* Work to be completed *
Count how many lines below contain the word "varpaille", then give that number alone.

* Provided data *
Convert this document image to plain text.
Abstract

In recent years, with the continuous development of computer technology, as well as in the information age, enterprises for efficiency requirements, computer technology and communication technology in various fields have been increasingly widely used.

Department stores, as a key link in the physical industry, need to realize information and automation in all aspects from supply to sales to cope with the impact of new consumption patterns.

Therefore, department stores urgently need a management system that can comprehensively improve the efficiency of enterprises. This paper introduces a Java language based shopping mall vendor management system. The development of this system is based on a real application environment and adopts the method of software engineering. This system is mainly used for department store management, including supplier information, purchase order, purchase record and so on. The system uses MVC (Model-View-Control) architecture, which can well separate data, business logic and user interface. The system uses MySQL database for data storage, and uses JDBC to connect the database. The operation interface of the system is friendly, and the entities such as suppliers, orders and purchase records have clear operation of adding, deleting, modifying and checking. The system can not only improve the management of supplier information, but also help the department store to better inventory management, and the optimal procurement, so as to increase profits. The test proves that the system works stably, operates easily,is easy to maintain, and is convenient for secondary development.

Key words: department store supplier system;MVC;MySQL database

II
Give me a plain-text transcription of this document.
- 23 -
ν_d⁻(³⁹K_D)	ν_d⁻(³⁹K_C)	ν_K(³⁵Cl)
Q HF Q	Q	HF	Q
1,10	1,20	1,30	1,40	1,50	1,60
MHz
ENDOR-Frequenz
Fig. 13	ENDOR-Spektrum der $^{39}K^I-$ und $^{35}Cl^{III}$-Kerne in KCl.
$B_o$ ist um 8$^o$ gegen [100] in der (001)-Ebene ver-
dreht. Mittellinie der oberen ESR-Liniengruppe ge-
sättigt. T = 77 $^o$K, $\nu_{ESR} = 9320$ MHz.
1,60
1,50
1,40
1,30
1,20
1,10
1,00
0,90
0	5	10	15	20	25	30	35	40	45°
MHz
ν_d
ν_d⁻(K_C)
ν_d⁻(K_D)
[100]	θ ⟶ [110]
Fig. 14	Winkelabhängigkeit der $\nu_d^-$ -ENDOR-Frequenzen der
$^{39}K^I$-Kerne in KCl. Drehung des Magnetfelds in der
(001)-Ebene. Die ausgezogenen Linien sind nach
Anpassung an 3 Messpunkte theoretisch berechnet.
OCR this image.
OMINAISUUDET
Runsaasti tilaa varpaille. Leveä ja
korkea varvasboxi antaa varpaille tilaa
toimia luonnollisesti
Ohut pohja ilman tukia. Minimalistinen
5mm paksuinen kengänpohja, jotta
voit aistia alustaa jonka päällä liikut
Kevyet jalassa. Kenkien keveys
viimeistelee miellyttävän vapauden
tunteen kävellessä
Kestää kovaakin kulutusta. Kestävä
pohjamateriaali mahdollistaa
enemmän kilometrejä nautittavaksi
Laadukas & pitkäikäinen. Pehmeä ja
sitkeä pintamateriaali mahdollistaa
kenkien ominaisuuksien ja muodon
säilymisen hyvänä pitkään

* Output for this task *
2